[What the task requires]
Which lines hold the word "daniellachavezofficial"? Copy each of them from the material.

[Given records]
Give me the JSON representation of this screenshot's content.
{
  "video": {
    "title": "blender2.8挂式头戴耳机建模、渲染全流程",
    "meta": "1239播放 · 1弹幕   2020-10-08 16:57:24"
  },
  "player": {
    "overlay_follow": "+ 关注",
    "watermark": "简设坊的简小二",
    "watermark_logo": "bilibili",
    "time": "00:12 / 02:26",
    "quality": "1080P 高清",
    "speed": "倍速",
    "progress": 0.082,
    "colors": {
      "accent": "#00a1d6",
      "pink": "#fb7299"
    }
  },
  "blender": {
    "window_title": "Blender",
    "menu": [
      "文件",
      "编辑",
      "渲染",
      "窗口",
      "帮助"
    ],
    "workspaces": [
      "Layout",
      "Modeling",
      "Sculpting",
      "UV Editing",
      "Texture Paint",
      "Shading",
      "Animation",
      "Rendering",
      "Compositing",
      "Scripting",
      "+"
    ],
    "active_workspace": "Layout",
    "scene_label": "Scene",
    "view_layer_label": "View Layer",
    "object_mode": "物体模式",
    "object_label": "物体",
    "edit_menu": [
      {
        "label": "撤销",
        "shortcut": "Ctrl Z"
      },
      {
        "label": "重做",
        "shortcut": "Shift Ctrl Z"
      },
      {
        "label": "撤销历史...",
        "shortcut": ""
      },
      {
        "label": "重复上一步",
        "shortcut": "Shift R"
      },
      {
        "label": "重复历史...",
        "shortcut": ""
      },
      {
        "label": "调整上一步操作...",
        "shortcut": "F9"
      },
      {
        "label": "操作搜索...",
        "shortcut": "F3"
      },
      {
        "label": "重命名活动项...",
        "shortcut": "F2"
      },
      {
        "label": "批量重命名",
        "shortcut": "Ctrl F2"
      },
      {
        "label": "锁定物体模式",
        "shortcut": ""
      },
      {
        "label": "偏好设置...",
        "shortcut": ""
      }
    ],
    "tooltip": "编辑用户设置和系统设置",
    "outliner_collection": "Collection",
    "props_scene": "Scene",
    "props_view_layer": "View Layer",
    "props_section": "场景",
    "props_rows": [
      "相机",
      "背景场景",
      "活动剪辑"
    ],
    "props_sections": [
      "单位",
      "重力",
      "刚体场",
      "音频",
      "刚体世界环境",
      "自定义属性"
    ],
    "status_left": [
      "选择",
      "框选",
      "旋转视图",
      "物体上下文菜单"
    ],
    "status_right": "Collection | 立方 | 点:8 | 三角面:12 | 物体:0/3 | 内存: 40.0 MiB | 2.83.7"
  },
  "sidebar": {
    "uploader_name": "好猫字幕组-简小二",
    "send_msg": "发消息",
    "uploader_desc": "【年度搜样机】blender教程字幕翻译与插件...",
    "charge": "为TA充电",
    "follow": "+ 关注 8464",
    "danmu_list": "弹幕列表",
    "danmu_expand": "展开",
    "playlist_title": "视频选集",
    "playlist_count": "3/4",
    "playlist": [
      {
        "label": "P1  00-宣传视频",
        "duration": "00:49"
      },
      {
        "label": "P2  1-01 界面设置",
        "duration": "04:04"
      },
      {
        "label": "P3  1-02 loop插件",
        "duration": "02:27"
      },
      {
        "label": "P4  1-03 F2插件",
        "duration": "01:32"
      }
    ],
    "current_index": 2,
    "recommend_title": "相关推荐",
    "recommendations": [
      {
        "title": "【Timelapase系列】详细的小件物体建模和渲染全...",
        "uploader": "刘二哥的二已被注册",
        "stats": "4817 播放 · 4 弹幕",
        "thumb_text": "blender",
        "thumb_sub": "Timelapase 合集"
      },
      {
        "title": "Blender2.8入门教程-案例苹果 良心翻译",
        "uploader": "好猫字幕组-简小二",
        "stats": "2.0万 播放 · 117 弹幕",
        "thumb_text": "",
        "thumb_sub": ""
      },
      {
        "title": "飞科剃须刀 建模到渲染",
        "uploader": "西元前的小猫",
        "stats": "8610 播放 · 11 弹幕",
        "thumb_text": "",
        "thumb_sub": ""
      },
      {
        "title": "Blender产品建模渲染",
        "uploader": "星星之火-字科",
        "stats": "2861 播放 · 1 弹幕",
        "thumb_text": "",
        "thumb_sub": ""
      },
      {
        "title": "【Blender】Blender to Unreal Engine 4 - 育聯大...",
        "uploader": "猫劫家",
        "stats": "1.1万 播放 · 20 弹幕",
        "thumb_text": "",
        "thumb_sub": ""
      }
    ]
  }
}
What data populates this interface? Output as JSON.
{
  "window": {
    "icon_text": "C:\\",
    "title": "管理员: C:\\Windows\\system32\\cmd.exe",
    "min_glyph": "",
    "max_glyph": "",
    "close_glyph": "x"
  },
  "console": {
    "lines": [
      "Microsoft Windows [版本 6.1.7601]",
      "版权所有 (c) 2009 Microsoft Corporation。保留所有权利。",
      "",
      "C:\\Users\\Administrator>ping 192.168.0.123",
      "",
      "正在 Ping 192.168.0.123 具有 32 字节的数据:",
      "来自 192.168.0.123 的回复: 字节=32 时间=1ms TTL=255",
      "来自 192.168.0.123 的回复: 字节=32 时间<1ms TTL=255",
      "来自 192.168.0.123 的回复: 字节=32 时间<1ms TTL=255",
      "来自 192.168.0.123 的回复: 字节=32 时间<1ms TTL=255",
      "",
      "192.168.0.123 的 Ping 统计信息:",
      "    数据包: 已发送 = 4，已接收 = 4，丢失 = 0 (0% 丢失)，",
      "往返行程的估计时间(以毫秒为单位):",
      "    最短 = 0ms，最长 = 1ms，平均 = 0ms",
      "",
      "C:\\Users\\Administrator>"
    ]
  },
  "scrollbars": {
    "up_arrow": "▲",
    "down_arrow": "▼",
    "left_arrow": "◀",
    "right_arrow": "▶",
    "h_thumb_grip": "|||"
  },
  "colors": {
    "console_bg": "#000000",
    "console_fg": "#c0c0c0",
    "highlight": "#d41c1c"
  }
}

* * *

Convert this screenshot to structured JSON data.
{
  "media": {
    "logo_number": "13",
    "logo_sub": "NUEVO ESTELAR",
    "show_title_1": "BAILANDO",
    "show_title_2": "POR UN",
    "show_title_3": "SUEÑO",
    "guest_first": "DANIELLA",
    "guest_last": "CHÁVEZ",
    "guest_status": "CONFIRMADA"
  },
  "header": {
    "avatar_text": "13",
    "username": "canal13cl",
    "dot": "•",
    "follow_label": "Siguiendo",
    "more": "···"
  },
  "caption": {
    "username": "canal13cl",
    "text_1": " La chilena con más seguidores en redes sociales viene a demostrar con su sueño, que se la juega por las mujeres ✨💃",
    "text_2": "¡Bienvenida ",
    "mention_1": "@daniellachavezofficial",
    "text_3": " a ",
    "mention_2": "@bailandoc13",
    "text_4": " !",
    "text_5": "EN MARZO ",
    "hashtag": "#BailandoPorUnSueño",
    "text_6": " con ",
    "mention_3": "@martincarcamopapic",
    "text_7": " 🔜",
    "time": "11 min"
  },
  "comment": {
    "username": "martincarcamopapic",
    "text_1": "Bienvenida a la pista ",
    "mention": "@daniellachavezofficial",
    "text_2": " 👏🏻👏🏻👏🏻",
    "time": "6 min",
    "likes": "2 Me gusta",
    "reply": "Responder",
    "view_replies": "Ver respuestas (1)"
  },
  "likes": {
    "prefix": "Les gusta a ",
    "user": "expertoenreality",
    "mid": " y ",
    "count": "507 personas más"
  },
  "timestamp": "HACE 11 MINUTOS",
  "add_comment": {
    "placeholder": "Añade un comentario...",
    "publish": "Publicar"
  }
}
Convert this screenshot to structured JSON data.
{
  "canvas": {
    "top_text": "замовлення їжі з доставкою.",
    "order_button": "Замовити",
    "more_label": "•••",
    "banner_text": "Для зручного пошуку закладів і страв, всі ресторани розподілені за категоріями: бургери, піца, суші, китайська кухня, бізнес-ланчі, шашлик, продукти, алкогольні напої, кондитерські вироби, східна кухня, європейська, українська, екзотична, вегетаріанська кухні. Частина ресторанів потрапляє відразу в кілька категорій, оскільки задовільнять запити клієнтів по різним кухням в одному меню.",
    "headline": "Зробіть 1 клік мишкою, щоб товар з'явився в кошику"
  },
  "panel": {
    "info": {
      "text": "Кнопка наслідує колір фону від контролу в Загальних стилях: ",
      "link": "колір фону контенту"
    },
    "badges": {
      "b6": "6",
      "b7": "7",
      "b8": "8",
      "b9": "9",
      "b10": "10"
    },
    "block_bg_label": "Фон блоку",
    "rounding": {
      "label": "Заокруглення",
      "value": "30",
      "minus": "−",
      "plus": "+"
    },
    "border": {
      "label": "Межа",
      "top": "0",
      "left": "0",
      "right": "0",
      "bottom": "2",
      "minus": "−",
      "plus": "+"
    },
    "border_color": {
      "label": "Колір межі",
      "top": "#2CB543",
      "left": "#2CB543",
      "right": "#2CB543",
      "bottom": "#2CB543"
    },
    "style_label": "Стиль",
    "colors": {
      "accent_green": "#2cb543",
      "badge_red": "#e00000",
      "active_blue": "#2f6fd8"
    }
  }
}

[Result of the exercise]
    "mention_1": "@daniellachavezofficial",
    "mention": "@daniellachavezofficial",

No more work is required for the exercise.